**Work to be completed:** Using the data below, copy every line that contains the word "cells".

**Exercise materials:**
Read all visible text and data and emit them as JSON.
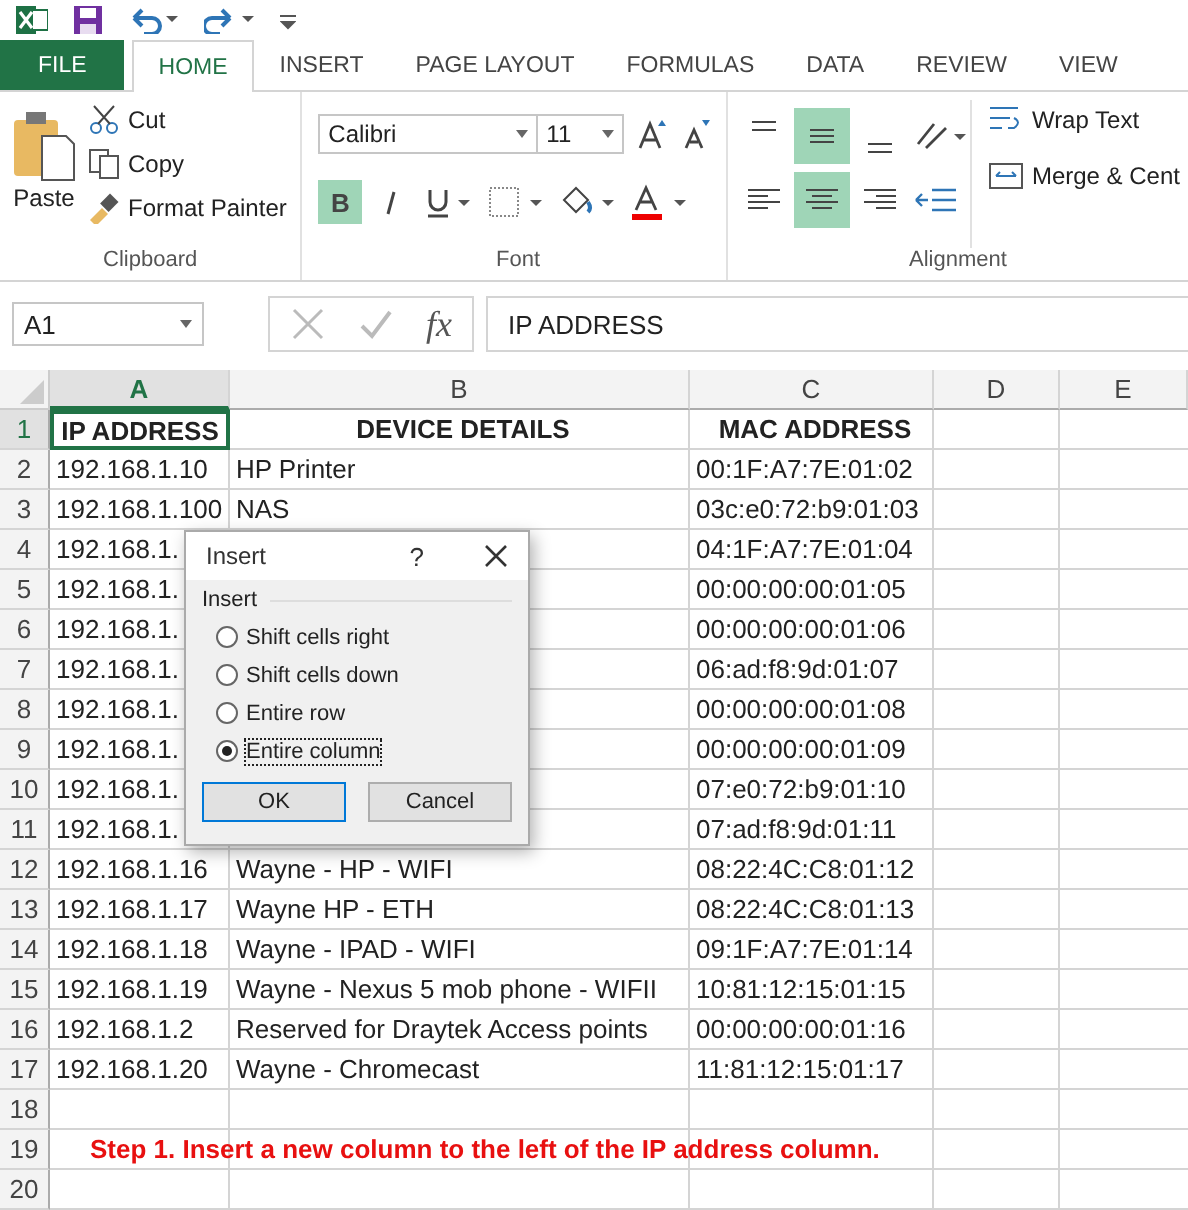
{
  "tabs": [
    {
      "label": "FILE",
      "selected": false,
      "kind": "file"
    },
    {
      "label": "HOME",
      "selected": true,
      "kind": "tab"
    },
    {
      "label": "INSERT",
      "selected": false,
      "kind": "tab"
    },
    {
      "label": "PAGE LAYOUT",
      "selected": false,
      "kind": "tab"
    },
    {
      "label": "FORMULAS",
      "selected": false,
      "kind": "tab"
    },
    {
      "label": "DATA",
      "selected": false,
      "kind": "tab"
    },
    {
      "label": "REVIEW",
      "selected": false,
      "kind": "tab"
    },
    {
      "label": "VIEW",
      "selected": false,
      "kind": "tab"
    }
  ],
  "clipboard": {
    "paste": "Paste",
    "cut": "Cut",
    "copy": "Copy",
    "format_painter": "Format Painter",
    "label": "Clipboard"
  },
  "font": {
    "name": "Calibri",
    "size": "11",
    "bold": true,
    "bold_label": "B",
    "label": "Font"
  },
  "alignment": {
    "vertical": [
      {
        "kind": "top",
        "selected": false
      },
      {
        "kind": "middle",
        "selected": true
      },
      {
        "kind": "bottom",
        "selected": false
      }
    ],
    "horizontal": [
      {
        "kind": "left",
        "selected": false
      },
      {
        "kind": "center",
        "selected": true
      },
      {
        "kind": "right",
        "selected": false
      }
    ],
    "wrap_text": "Wrap Text",
    "merge": "Merge & Cent",
    "label": "Alignment"
  },
  "name_box": "A1",
  "fx": "fx",
  "formula": "IP ADDRESS",
  "columns": [
    {
      "label": "A",
      "selected": true
    },
    {
      "label": "B",
      "selected": false
    },
    {
      "label": "C",
      "selected": false
    },
    {
      "label": "D",
      "selected": false
    },
    {
      "label": "E",
      "selected": false
    }
  ],
  "rows": [
    {
      "number": "1",
      "kind": "header",
      "selected": true,
      "a": "IP ADDRESS",
      "b": "DEVICE DETAILS",
      "c": "MAC ADDRESS"
    },
    {
      "number": "2",
      "kind": "data",
      "selected": false,
      "a": "192.168.1.10",
      "b": "HP  Printer",
      "c": "00:1F:A7:7E:01:02"
    },
    {
      "number": "3",
      "kind": "data",
      "selected": false,
      "a": "192.168.1.100",
      "b": "NAS",
      "c": "03c:e0:72:b9:01:03"
    },
    {
      "number": "4",
      "kind": "data",
      "selected": false,
      "a": "192.168.1.",
      "c": "04:1F:A7:7E:01:04"
    },
    {
      "number": "5",
      "kind": "data",
      "selected": false,
      "a": "192.168.1.",
      "c": "00:00:00:00:01:05"
    },
    {
      "number": "6",
      "kind": "data",
      "selected": false,
      "a": "192.168.1.",
      "c": "00:00:00:00:01:06"
    },
    {
      "number": "7",
      "kind": "data",
      "selected": false,
      "a": "192.168.1.",
      "c": "06:ad:f8:9d:01:07"
    },
    {
      "number": "8",
      "kind": "data",
      "selected": false,
      "a": "192.168.1.",
      "c": "00:00:00:00:01:08"
    },
    {
      "number": "9",
      "kind": "data",
      "selected": false,
      "a": "192.168.1.",
      "c": "00:00:00:00:01:09"
    },
    {
      "number": "10",
      "kind": "data",
      "selected": false,
      "a": "192.168.1.",
      "c": "07:e0:72:b9:01:10"
    },
    {
      "number": "11",
      "kind": "data",
      "selected": false,
      "a": "192.168.1.",
      "c": "07:ad:f8:9d:01:11"
    },
    {
      "number": "12",
      "kind": "data",
      "selected": false,
      "a": "192.168.1.16",
      "b": "Wayne - HP - WIFI",
      "c": "08:22:4C:C8:01:12"
    },
    {
      "number": "13",
      "kind": "data",
      "selected": false,
      "a": "192.168.1.17",
      "b": "Wayne  HP - ETH",
      "c": "08:22:4C:C8:01:13"
    },
    {
      "number": "14",
      "kind": "data",
      "selected": false,
      "a": "192.168.1.18",
      "b": "Wayne - IPAD - WIFI",
      "c": "09:1F:A7:7E:01:14"
    },
    {
      "number": "15",
      "kind": "data",
      "selected": false,
      "a": "192.168.1.19",
      "b": "Wayne - Nexus 5 mob phone - WIFII",
      "c": "10:81:12:15:01:15"
    },
    {
      "number": "16",
      "kind": "data",
      "selected": false,
      "a": "192.168.1.2",
      "b": "Reserved for Draytek Access points",
      "c": "00:00:00:00:01:16"
    },
    {
      "number": "17",
      "kind": "data",
      "selected": false,
      "a": "192.168.1.20",
      "b": "Wayne - Chromecast",
      "c": "11:81:12:15:01:17"
    },
    {
      "number": "18",
      "kind": "data",
      "selected": false
    },
    {
      "number": "19",
      "kind": "note",
      "selected": false,
      "note": "Step 1. Insert a new column to the left of the IP address column."
    },
    {
      "number": "20",
      "kind": "data",
      "selected": false
    }
  ],
  "dialog": {
    "title": "Insert",
    "help": "?",
    "group": "Insert",
    "options": [
      {
        "label": "Shift cells right",
        "selected": false
      },
      {
        "label": "Shift cells down",
        "selected": false
      },
      {
        "label": "Entire row",
        "selected": false
      },
      {
        "label": "Entire column",
        "selected": true
      }
    ],
    "ok": "OK",
    "cancel": "Cancel"
  }
}
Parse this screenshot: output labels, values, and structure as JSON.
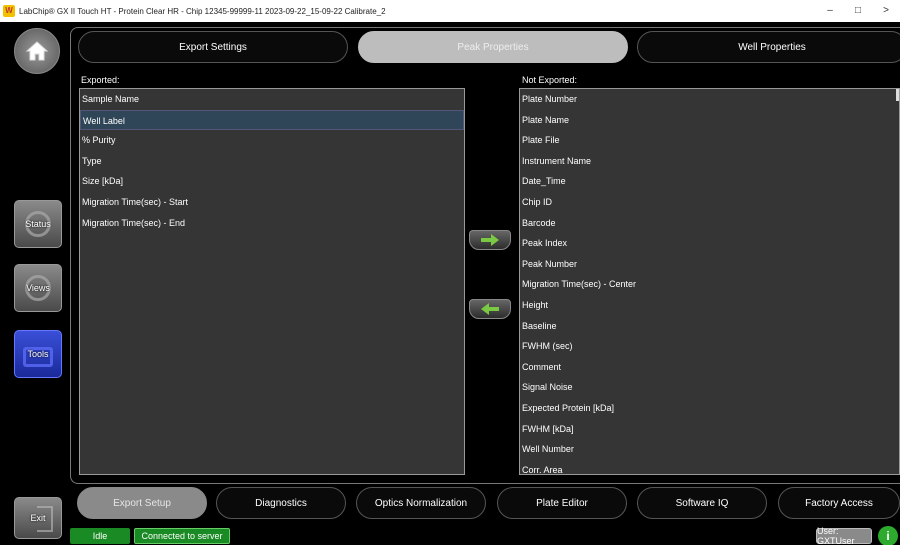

**Answer box:**
        "label": "Shift cells right",
        "label": "Shift cells down",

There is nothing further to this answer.